YOUR OBJECTIVE ::
Copy the material below word for word, from its first line through the line containing "y-tick-label: 1 bbox=[72, 92, 80, 109]", and stop there.

(Bounding box entries)
* Start *

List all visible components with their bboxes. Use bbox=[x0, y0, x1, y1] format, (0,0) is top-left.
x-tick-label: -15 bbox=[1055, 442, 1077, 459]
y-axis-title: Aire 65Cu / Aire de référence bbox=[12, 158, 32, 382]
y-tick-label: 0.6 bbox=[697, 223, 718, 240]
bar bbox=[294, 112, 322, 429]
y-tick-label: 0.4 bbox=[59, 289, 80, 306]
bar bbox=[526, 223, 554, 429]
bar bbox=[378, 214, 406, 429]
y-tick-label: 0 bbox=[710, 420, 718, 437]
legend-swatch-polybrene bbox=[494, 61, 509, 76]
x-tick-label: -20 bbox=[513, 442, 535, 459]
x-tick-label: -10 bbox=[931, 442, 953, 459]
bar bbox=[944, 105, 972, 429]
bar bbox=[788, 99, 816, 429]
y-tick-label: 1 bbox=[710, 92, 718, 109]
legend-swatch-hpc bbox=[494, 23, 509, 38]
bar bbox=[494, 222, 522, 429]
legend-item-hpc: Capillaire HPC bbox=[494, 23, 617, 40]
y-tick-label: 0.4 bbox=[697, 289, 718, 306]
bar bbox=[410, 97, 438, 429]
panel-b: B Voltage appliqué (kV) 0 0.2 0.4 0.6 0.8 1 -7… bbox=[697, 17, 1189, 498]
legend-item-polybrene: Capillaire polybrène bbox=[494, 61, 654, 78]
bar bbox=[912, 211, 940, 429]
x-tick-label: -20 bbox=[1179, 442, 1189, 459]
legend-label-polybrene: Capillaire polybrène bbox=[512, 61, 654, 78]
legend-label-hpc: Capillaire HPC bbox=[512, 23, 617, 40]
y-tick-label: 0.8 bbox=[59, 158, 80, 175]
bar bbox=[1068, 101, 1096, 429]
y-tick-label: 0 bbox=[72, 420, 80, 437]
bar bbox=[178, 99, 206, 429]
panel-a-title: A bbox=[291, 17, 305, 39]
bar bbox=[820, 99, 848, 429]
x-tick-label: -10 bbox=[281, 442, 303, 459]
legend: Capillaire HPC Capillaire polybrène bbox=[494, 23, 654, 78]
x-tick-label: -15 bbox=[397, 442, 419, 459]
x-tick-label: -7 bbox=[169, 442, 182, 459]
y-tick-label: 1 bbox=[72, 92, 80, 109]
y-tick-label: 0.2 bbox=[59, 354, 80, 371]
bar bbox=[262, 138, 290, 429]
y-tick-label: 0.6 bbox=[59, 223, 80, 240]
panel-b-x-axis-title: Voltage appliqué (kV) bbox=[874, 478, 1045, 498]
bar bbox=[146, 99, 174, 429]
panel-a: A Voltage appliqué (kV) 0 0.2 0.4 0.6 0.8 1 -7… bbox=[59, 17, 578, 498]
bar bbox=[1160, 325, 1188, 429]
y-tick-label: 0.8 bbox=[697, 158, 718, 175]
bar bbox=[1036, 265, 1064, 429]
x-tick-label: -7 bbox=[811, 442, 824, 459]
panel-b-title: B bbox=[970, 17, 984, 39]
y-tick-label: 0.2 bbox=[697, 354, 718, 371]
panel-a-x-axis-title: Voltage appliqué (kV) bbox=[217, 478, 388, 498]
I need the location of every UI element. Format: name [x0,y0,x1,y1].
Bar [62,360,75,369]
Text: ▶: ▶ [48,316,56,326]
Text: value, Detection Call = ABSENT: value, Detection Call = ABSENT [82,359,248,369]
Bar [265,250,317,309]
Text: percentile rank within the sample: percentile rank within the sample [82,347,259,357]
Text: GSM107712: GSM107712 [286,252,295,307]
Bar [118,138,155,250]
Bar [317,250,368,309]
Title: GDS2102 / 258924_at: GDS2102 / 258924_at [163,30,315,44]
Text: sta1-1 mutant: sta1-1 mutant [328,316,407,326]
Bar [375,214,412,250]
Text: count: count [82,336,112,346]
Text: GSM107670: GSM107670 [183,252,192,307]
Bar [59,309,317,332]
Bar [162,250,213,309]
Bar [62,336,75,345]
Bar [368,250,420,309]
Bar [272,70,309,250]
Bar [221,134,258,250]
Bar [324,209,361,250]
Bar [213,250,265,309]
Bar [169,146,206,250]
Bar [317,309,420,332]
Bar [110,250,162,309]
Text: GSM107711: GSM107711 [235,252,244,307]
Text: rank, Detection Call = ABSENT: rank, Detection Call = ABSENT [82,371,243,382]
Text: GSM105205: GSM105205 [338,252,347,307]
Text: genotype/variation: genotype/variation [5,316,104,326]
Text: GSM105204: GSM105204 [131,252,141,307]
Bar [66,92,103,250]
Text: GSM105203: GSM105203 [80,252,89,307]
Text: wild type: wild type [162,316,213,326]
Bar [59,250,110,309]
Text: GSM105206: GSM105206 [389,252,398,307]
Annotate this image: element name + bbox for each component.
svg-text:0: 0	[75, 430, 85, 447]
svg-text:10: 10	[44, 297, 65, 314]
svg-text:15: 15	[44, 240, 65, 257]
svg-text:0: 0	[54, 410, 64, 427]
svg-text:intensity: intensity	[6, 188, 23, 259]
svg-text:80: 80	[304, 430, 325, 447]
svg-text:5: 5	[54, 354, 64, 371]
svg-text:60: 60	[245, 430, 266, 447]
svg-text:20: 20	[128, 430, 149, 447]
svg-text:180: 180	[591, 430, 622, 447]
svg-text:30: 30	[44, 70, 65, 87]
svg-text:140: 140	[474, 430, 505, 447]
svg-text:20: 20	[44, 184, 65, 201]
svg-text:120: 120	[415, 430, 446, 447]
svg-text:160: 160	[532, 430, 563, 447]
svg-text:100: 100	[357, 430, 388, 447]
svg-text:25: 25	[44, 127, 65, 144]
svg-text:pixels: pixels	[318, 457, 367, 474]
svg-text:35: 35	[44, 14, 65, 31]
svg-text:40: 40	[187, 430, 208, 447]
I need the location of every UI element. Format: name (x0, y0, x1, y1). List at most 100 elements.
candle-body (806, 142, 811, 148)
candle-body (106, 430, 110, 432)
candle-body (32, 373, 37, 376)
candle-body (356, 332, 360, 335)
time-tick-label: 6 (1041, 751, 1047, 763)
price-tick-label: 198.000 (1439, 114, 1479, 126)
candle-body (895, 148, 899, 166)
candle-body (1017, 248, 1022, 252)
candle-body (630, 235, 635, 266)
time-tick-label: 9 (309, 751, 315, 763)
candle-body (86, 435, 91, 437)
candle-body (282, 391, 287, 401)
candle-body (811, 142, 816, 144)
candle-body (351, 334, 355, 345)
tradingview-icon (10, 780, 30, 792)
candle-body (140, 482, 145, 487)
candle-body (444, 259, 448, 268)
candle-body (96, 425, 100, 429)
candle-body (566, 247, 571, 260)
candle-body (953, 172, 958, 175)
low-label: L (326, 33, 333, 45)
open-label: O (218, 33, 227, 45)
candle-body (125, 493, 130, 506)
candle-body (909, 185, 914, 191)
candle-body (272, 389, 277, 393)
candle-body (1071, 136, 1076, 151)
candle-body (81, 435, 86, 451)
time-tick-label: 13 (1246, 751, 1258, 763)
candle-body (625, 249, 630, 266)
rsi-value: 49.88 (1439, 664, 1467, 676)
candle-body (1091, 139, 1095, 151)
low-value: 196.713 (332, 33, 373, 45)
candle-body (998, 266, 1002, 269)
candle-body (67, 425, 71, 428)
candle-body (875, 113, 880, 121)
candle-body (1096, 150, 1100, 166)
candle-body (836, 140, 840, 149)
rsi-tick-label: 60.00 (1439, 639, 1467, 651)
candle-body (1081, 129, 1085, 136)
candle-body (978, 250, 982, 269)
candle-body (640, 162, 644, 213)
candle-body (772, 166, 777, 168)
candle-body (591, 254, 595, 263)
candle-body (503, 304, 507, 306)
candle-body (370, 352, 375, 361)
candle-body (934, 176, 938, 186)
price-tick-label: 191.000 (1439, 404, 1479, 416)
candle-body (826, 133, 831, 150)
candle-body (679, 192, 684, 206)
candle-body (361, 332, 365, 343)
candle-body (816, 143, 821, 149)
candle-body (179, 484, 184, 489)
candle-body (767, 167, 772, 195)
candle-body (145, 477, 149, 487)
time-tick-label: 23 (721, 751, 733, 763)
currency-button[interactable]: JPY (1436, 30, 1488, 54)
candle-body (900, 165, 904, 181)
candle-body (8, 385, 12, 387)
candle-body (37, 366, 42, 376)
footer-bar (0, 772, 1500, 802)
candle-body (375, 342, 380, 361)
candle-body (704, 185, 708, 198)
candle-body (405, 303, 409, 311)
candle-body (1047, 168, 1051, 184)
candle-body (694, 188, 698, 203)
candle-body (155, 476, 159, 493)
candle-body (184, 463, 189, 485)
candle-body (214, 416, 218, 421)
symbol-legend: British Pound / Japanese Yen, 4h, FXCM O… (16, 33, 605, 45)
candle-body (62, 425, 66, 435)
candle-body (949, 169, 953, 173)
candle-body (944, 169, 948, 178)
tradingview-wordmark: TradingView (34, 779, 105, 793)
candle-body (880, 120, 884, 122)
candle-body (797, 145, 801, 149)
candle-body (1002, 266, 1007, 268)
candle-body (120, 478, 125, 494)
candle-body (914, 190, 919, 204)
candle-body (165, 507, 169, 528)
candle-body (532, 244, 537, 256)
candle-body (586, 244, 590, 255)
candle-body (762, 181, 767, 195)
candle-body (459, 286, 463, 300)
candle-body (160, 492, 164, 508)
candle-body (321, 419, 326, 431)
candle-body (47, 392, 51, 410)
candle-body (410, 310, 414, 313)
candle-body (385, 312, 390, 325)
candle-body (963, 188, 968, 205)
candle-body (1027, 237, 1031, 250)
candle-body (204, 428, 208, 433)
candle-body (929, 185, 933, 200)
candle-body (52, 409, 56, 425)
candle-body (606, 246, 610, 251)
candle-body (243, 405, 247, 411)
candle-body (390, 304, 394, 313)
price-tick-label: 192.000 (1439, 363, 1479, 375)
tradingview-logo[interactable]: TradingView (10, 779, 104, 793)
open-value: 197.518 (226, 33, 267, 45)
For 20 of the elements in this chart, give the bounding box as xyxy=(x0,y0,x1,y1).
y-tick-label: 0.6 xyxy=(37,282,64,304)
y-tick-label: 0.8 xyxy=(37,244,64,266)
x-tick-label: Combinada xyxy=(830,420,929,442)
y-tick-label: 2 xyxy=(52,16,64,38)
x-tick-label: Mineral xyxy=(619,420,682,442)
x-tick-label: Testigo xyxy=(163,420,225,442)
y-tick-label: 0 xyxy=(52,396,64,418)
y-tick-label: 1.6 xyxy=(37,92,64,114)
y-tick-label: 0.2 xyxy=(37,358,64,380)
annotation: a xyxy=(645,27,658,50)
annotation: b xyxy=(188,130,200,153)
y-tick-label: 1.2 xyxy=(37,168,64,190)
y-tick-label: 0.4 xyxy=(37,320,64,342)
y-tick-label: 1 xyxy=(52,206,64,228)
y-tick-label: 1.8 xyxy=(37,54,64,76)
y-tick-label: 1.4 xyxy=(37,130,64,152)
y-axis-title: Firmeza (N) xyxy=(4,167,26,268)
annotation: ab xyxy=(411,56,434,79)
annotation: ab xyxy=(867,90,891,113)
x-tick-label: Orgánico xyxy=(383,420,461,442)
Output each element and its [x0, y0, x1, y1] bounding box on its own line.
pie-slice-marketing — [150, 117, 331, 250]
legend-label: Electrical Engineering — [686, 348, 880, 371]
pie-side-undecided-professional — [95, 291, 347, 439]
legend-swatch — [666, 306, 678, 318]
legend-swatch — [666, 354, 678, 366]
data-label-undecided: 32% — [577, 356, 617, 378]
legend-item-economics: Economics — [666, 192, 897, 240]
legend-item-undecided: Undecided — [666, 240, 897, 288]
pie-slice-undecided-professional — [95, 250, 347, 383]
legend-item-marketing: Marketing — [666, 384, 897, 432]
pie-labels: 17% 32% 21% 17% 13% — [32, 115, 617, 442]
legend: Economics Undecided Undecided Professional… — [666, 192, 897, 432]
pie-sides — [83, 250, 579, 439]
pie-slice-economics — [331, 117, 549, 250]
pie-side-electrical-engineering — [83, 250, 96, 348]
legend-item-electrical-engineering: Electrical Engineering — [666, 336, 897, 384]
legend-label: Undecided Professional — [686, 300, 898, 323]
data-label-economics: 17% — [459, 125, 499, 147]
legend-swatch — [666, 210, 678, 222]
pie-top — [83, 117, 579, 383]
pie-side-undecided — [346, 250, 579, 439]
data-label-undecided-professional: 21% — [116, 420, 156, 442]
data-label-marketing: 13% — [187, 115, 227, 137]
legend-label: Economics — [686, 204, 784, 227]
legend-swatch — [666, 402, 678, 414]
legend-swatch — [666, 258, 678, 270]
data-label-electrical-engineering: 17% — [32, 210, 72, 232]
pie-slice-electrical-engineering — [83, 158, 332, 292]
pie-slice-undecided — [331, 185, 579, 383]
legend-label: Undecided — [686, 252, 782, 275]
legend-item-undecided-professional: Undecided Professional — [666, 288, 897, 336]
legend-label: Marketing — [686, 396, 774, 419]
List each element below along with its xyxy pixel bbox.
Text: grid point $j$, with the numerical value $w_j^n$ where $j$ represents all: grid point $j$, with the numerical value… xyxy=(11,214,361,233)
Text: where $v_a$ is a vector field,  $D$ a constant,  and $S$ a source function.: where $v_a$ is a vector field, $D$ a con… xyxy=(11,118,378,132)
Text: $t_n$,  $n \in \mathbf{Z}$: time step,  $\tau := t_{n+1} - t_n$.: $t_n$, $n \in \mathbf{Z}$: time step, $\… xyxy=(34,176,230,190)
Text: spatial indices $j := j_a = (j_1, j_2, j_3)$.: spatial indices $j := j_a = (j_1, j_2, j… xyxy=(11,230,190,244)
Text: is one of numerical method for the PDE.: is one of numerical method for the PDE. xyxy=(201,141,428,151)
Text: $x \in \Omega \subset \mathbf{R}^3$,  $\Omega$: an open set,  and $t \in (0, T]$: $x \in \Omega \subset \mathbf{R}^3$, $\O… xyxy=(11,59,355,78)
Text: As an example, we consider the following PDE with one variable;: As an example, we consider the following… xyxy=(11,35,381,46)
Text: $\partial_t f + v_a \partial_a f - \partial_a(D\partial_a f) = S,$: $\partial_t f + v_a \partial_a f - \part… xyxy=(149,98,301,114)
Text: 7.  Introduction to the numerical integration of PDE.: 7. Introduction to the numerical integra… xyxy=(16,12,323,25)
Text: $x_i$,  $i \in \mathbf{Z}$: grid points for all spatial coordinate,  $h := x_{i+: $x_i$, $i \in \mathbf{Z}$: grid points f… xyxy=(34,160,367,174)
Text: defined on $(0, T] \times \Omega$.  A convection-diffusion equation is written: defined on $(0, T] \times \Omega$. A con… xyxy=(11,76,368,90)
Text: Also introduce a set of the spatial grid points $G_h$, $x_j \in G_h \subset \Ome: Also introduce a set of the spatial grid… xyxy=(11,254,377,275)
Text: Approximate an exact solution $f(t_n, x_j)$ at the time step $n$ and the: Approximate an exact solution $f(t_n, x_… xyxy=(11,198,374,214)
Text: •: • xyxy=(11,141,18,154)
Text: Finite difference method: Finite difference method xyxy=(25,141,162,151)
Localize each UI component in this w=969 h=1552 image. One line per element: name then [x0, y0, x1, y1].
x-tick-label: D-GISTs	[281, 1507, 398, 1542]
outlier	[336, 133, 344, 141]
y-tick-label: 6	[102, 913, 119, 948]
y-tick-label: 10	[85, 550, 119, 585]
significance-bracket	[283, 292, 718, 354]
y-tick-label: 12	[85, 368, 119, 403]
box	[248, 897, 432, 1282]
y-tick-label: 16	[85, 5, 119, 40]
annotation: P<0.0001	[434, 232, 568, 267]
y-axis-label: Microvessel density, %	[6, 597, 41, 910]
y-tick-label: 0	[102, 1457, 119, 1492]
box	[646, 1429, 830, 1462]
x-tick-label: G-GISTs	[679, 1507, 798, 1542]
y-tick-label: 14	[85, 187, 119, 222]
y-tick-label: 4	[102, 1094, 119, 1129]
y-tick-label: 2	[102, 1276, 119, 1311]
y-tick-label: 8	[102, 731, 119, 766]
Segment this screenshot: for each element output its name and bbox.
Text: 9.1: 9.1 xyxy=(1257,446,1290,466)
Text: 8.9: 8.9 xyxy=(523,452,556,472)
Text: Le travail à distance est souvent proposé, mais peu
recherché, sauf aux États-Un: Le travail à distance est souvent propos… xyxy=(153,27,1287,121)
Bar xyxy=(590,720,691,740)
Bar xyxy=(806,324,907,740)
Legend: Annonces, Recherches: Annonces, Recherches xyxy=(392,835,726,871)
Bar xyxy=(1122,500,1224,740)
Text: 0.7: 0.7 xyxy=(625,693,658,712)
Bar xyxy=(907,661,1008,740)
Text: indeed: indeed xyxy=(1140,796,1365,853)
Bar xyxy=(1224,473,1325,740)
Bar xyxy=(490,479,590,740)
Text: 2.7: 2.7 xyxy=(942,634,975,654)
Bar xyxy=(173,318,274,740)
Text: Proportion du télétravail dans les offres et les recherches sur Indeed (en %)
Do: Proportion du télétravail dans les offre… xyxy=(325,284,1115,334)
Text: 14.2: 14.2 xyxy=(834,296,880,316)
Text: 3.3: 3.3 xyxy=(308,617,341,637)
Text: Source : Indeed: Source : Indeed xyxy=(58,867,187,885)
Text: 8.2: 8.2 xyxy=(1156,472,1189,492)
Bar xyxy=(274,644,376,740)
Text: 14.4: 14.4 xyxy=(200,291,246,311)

* End *

SOLUTION TO THIS TASK ::
List all visible components with their bboxes. Use bbox=[x0, y0, x1, y1] format, (0,0) is top-left.
x-tick-label: -15 bbox=[1055, 442, 1077, 459]
y-axis-title: Aire 65Cu / Aire de référence bbox=[12, 158, 32, 382]
y-tick-label: 0.6 bbox=[697, 223, 718, 240]
bar bbox=[294, 112, 322, 429]
y-tick-label: 0.4 bbox=[59, 289, 80, 306]
bar bbox=[526, 223, 554, 429]
bar bbox=[378, 214, 406, 429]
y-tick-label: 0 bbox=[710, 420, 718, 437]
legend-swatch-polybrene bbox=[494, 61, 509, 76]
x-tick-label: -20 bbox=[513, 442, 535, 459]
x-tick-label: -10 bbox=[931, 442, 953, 459]
bar bbox=[944, 105, 972, 429]
bar bbox=[788, 99, 816, 429]
y-tick-label: 1 bbox=[710, 92, 718, 109]
legend-swatch-hpc bbox=[494, 23, 509, 38]
bar bbox=[494, 222, 522, 429]
legend-item-hpc: Capillaire HPC bbox=[494, 23, 617, 40]
y-tick-label: 0.4 bbox=[697, 289, 718, 306]
bar bbox=[410, 97, 438, 429]
panel-b: B Voltage appliqué (kV) 0 0.2 0.4 0.6 0.8 1 -7… bbox=[697, 17, 1189, 498]
legend-item-polybrene: Capillaire polybrène bbox=[494, 61, 654, 78]
bar bbox=[912, 211, 940, 429]
x-tick-label: -20 bbox=[1179, 442, 1189, 459]
legend-label-polybrene: Capillaire polybrène bbox=[512, 61, 654, 78]
legend-label-hpc: Capillaire HPC bbox=[512, 23, 617, 40]
y-tick-label: 0.8 bbox=[59, 158, 80, 175]
bar bbox=[1068, 101, 1096, 429]
y-tick-label: 0 bbox=[72, 420, 80, 437]
bar bbox=[178, 99, 206, 429]
panel-a-title: A bbox=[291, 17, 305, 39]
bar bbox=[820, 99, 848, 429]
x-tick-label: -10 bbox=[281, 442, 303, 459]
legend: Capillaire HPC Capillaire polybrène bbox=[494, 23, 654, 78]
x-tick-label: -15 bbox=[397, 442, 419, 459]
x-tick-label: -7 bbox=[169, 442, 182, 459]
y-tick-label: 1 bbox=[72, 92, 80, 109]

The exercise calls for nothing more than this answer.